Find the lines that contain the word "columns" and copy each one.

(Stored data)
╔══
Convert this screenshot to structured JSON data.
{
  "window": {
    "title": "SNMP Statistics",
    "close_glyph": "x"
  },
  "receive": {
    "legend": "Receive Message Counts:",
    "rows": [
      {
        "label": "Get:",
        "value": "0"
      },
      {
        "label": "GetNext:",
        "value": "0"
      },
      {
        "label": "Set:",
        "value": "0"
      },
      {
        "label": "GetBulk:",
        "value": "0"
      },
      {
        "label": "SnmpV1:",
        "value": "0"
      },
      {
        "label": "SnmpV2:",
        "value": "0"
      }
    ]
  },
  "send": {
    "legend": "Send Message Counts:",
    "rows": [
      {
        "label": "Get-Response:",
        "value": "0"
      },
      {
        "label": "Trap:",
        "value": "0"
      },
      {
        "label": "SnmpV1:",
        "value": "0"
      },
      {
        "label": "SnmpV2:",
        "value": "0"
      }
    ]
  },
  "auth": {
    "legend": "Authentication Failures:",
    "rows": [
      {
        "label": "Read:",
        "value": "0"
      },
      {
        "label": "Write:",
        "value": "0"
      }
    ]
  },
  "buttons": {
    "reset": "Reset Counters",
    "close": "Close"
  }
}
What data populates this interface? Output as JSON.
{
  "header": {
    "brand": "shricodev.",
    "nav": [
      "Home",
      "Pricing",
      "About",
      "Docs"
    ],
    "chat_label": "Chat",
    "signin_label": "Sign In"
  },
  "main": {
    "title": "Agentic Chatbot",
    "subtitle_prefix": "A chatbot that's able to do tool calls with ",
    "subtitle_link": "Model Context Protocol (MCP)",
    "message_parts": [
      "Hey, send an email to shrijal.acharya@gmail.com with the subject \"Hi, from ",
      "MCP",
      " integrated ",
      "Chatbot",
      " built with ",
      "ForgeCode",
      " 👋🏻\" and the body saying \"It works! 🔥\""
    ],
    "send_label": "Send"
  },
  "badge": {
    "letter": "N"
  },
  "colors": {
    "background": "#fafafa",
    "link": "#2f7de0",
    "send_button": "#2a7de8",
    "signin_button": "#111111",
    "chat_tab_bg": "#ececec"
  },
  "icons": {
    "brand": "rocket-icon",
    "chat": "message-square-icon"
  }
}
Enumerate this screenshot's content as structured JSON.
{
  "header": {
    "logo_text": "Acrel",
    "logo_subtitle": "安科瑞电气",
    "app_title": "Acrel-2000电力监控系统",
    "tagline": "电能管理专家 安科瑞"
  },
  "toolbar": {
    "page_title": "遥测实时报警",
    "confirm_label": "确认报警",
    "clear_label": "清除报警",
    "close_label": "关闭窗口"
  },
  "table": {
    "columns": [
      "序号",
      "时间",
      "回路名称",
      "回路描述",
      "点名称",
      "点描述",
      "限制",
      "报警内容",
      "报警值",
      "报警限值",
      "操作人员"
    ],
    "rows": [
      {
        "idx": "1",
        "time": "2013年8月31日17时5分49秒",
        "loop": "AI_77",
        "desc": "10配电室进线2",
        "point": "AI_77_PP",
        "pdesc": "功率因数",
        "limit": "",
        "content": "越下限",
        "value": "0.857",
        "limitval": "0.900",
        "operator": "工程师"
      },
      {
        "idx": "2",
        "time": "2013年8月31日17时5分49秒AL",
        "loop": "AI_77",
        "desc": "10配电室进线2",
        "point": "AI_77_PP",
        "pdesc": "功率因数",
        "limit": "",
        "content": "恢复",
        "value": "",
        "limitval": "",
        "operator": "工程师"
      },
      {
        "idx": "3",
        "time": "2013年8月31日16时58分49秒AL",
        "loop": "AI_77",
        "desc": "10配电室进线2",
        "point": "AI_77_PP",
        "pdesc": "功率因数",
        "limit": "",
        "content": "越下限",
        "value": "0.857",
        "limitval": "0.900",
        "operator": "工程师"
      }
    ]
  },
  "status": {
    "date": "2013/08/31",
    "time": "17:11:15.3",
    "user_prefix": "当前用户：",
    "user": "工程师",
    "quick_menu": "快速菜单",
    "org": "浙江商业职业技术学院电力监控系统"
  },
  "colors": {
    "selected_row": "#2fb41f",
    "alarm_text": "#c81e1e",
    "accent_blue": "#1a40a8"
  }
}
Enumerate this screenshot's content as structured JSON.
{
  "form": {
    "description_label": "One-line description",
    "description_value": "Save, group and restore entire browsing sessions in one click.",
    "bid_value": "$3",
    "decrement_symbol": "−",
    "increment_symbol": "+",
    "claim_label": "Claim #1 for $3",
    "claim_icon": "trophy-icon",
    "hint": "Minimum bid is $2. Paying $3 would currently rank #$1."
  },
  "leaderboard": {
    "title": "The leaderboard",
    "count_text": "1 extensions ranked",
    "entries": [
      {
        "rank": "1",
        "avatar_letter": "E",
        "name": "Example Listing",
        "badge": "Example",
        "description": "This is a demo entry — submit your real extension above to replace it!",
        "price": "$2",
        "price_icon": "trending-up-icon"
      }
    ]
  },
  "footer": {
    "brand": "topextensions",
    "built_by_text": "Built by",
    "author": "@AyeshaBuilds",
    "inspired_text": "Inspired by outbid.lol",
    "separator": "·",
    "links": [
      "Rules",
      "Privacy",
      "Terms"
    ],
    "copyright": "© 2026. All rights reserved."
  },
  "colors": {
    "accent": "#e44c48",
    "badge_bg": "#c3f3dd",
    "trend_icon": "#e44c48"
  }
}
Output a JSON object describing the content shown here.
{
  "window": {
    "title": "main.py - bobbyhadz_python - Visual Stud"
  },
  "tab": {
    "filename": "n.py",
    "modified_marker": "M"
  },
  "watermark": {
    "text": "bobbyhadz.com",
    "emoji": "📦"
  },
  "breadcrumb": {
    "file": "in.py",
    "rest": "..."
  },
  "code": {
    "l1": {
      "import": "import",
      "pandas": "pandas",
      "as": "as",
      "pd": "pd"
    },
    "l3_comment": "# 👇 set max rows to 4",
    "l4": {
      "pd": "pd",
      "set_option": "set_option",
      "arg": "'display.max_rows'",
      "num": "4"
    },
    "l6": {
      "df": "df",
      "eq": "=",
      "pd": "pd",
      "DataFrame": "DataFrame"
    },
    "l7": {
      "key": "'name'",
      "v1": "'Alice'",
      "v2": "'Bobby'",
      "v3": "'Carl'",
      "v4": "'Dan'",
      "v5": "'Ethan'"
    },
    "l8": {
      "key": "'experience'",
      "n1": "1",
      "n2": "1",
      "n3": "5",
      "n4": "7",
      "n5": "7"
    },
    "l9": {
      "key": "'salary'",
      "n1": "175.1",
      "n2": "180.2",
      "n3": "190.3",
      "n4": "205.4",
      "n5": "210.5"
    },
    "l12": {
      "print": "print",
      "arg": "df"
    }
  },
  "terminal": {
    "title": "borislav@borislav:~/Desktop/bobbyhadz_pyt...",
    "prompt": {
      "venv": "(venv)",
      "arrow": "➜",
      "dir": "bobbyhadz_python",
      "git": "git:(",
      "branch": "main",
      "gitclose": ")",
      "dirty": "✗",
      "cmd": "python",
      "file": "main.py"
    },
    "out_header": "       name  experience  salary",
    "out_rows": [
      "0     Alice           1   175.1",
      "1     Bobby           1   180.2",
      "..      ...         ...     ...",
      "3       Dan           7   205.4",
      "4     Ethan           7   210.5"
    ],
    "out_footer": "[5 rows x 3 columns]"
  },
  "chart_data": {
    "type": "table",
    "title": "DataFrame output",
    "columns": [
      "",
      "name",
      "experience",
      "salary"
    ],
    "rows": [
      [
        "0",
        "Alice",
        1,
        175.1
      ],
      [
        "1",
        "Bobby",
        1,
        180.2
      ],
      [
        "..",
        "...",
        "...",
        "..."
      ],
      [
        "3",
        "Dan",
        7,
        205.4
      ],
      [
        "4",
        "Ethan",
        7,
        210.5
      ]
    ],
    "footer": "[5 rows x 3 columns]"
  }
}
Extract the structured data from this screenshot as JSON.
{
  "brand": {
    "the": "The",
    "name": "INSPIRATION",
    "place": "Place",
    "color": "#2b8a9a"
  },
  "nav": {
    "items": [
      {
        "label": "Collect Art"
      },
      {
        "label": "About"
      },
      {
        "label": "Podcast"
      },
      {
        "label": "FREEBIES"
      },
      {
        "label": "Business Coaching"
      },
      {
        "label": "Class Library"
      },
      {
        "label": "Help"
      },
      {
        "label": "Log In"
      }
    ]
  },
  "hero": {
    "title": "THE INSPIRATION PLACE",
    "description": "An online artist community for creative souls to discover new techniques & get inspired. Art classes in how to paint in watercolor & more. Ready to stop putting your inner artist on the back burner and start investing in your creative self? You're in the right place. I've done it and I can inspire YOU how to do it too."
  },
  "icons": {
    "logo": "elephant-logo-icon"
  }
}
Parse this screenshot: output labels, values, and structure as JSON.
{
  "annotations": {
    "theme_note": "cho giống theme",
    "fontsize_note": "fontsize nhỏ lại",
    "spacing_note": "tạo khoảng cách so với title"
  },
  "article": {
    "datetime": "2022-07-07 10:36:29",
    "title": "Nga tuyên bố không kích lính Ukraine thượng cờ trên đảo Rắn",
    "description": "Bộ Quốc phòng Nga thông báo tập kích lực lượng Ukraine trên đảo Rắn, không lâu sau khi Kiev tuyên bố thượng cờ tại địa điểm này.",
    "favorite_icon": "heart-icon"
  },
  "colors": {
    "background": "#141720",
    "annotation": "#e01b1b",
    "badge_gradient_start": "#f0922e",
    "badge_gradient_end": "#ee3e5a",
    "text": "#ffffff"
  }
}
╚══
* _Reply_
    "columns": [
    "out_footer": "[5 rows x 3 columns]"
    "columns": [
    "footer": "[5 rows x 3 columns]"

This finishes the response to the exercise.